▶ _Task directions_: Transcribe all records exactly.

——

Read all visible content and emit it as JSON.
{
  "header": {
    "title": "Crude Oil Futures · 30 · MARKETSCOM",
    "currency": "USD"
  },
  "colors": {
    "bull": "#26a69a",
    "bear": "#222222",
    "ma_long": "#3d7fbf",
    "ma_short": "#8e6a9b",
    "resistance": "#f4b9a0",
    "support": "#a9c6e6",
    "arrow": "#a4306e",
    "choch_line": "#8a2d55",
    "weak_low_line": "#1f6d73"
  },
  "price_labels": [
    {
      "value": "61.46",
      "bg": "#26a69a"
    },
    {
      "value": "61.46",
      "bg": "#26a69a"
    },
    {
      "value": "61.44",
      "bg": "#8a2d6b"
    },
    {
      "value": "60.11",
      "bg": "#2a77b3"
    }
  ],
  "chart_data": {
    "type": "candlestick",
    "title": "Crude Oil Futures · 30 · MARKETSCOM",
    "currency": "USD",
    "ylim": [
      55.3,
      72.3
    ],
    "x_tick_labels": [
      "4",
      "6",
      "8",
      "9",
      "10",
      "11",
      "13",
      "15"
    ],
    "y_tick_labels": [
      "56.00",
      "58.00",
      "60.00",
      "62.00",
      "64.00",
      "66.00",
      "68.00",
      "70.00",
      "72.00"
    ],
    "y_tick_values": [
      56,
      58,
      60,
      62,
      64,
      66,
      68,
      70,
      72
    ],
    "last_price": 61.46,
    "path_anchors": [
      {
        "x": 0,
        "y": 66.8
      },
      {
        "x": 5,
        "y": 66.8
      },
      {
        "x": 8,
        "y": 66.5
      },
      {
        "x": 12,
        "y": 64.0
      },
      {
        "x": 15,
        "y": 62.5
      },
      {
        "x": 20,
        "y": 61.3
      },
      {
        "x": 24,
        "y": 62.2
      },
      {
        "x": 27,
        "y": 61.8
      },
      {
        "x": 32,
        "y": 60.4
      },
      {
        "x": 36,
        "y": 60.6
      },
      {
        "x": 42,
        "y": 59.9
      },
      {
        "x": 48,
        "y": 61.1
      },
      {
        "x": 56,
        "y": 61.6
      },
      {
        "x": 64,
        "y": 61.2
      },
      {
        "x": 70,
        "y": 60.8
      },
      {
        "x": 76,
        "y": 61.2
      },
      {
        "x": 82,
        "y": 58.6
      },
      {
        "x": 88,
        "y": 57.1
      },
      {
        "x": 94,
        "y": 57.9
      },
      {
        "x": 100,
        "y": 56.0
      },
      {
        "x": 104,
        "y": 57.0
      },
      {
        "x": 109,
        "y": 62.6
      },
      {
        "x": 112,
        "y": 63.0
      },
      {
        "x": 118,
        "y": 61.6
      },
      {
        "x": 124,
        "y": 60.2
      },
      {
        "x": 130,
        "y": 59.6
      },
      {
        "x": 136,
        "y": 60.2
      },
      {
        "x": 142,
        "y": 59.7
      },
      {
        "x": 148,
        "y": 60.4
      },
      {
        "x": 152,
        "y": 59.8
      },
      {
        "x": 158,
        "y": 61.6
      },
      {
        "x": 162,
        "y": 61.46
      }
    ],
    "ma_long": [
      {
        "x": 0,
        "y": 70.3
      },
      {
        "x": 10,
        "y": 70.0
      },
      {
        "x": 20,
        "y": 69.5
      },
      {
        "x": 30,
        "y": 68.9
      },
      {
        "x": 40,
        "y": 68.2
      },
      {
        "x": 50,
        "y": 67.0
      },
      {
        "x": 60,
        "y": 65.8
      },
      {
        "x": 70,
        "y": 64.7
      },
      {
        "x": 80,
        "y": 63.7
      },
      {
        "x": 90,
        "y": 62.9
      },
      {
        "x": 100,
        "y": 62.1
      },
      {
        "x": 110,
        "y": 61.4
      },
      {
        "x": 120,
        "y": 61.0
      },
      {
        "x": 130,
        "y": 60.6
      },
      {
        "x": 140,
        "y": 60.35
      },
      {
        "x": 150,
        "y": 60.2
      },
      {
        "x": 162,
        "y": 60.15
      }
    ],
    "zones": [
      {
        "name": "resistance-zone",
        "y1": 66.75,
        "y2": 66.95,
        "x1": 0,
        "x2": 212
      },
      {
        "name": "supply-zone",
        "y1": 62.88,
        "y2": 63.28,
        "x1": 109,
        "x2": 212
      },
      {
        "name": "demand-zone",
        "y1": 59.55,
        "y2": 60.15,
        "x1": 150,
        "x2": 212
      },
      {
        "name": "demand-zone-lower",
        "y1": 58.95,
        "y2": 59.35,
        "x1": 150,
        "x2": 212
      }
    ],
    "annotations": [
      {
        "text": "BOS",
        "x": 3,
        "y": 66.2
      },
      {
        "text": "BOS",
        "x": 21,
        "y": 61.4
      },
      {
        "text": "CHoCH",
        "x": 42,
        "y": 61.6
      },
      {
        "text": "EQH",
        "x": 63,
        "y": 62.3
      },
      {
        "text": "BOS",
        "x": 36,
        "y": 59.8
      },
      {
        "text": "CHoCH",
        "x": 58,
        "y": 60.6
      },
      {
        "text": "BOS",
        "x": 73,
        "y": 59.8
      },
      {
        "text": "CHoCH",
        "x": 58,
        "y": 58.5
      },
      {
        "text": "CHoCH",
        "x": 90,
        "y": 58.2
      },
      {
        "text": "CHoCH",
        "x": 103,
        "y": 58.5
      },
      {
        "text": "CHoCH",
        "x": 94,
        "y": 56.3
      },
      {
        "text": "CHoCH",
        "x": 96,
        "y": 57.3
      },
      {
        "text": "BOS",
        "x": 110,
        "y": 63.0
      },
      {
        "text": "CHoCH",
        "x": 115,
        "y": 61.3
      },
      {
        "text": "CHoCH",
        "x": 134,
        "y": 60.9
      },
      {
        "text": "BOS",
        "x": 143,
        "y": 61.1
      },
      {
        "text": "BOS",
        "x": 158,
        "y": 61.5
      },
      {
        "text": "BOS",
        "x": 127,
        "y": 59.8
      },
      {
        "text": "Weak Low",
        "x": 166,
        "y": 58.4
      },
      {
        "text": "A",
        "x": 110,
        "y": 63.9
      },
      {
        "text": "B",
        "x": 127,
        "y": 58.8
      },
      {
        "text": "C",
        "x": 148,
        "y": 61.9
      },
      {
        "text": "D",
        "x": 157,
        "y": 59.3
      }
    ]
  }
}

——

▶ _Exercise answer_:
Read all visible content and emit it as JSON.
{
  "header": {
    "title": "Crude Oil Futures · 30 · MARKETSCOM",
    "currency": "USD"
  },
  "colors": {
    "bull": "#26a69a",
    "bear": "#222222",
    "ma_long": "#3d7fbf",
    "ma_short": "#8e6a9b",
    "resistance": "#f4b9a0",
    "support": "#a9c6e6",
    "arrow": "#a4306e",
    "choch_line": "#8a2d55",
    "weak_low_line": "#1f6d73"
  },
  "price_labels": [
    {
      "value": "61.46",
      "bg": "#26a69a"
    },
    {
      "value": "61.46",
      "bg": "#26a69a"
    },
    {
      "value": "61.44",
      "bg": "#8a2d6b"
    },
    {
      "value": "60.11",
      "bg": "#2a77b3"
    }
  ],
  "chart_data": {
    "type": "candlestick",
    "title": "Crude Oil Futures · 30 · MARKETSCOM",
    "currency": "USD",
    "ylim": [
      55.3,
      72.3
    ],
    "x_tick_labels": [
      "4",
      "6",
      "8",
      "9",
      "10",
      "11",
      "13",
      "15"
    ],
    "y_tick_labels": [
      "56.00",
      "58.00",
      "60.00",
      "62.00",
      "64.00",
      "66.00",
      "68.00",
      "70.00",
      "72.00"
    ],
    "y_tick_values": [
      56,
      58,
      60,
      62,
      64,
      66,
      68,
      70,
      72
    ],
    "last_price": 61.46,
    "path_anchors": [
      {
        "x": 0,
        "y": 66.8
      },
      {
        "x": 5,
        "y": 66.8
      },
      {
        "x": 8,
        "y": 66.5
      },
      {
        "x": 12,
        "y": 64.0
      },
      {
        "x": 15,
        "y": 62.5
      },
      {
        "x": 20,
        "y": 61.3
      },
      {
        "x": 24,
        "y": 62.2
      },
      {
        "x": 27,
        "y": 61.8
      },
      {
        "x": 32,
        "y": 60.4
      },
      {
        "x": 36,
        "y": 60.6
      },
      {
        "x": 42,
        "y": 59.9
      },
      {
        "x": 48,
        "y": 61.1
      },
      {
        "x": 56,
        "y": 61.6
      },
      {
        "x": 64,
        "y": 61.2
      },
      {
        "x": 70,
        "y": 60.8
      },
      {
        "x": 76,
        "y": 61.2
      },
      {
        "x": 82,
        "y": 58.6
      },
      {
        "x": 88,
        "y": 57.1
      },
      {
        "x": 94,
        "y": 57.9
      },
      {
        "x": 100,
        "y": 56.0
      },
      {
        "x": 104,
        "y": 57.0
      },
      {
        "x": 109,
        "y": 62.6
      },
      {
        "x": 112,
        "y": 63.0
      },
      {
        "x": 118,
        "y": 61.6
      },
      {
        "x": 124,
        "y": 60.2
      },
      {
        "x": 130,
        "y": 59.6
      },
      {
        "x": 136,
        "y": 60.2
      },
      {
        "x": 142,
        "y": 59.7
      },
      {
        "x": 148,
        "y": 60.4
      },
      {
        "x": 152,
        "y": 59.8
      },
      {
        "x": 158,
        "y": 61.6
      },
      {
        "x": 162,
        "y": 61.46
      }
    ],
    "ma_long": [
      {
        "x": 0,
        "y": 70.3
      },
      {
        "x": 10,
        "y": 70.0
      },
      {
        "x": 20,
        "y": 69.5
      },
      {
        "x": 30,
        "y": 68.9
      },
      {
        "x": 40,
        "y": 68.2
      },
      {
        "x": 50,
        "y": 67.0
      },
      {
        "x": 60,
        "y": 65.8
      },
      {
        "x": 70,
        "y": 64.7
      },
      {
        "x": 80,
        "y": 63.7
      },
      {
        "x": 90,
        "y": 62.9
      },
      {
        "x": 100,
        "y": 62.1
      },
      {
        "x": 110,
        "y": 61.4
      },
      {
        "x": 120,
        "y": 61.0
      },
      {
        "x": 130,
        "y": 60.6
      },
      {
        "x": 140,
        "y": 60.35
      },
      {
        "x": 150,
        "y": 60.2
      },
      {
        "x": 162,
        "y": 60.15
      }
    ],
    "zones": [
      {
        "name": "resistance-zone",
        "y1": 66.75,
        "y2": 66.95,
        "x1": 0,
        "x2": 212
      },
      {
        "name": "supply-zone",
        "y1": 62.88,
        "y2": 63.28,
        "x1": 109,
        "x2": 212
      },
      {
        "name": "demand-zone",
        "y1": 59.55,
        "y2": 60.15,
        "x1": 150,
        "x2": 212
      },
      {
        "name": "demand-zone-lower",
        "y1": 58.95,
        "y2": 59.35,
        "x1": 150,
        "x2": 212
      }
    ],
    "annotations": [
      {
        "text": "BOS",
        "x": 3,
        "y": 66.2
      },
      {
        "text": "BOS",
        "x": 21,
        "y": 61.4
      },
      {
        "text": "CHoCH",
        "x": 42,
        "y": 61.6
      },
      {
        "text": "EQH",
        "x": 63,
        "y": 62.3
      },
      {
        "text": "BOS",
        "x": 36,
        "y": 59.8
      },
      {
        "text": "CHoCH",
        "x": 58,
        "y": 60.6
      },
      {
        "text": "BOS",
        "x": 73,
        "y": 59.8
      },
      {
        "text": "CHoCH",
        "x": 58,
        "y": 58.5
      },
      {
        "text": "CHoCH",
        "x": 90,
        "y": 58.2
      },
      {
        "text": "CHoCH",
        "x": 103,
        "y": 58.5
      },
      {
        "text": "CHoCH",
        "x": 94,
        "y": 56.3
      },
      {
        "text": "CHoCH",
        "x": 96,
        "y": 57.3
      },
      {
        "text": "BOS",
        "x": 110,
        "y": 63.0
      },
      {
        "text": "CHoCH",
        "x": 115,
        "y": 61.3
      },
      {
        "text": "CHoCH",
        "x": 134,
        "y": 60.9
      },
      {
        "text": "BOS",
        "x": 143,
        "y": 61.1
      },
      {
        "text": "BOS",
        "x": 158,
        "y": 61.5
      },
      {
        "text": "BOS",
        "x": 127,
        "y": 59.8
      },
      {
        "text": "Weak Low",
        "x": 166,
        "y": 58.4
      },
      {
        "text": "A",
        "x": 110,
        "y": 63.9
      },
      {
        "text": "B",
        "x": 127,
        "y": 58.8
      },
      {
        "text": "C",
        "x": 148,
        "y": 61.9
      },
      {
        "text": "D",
        "x": 157,
        "y": 59.3
      }
    ]
  }
}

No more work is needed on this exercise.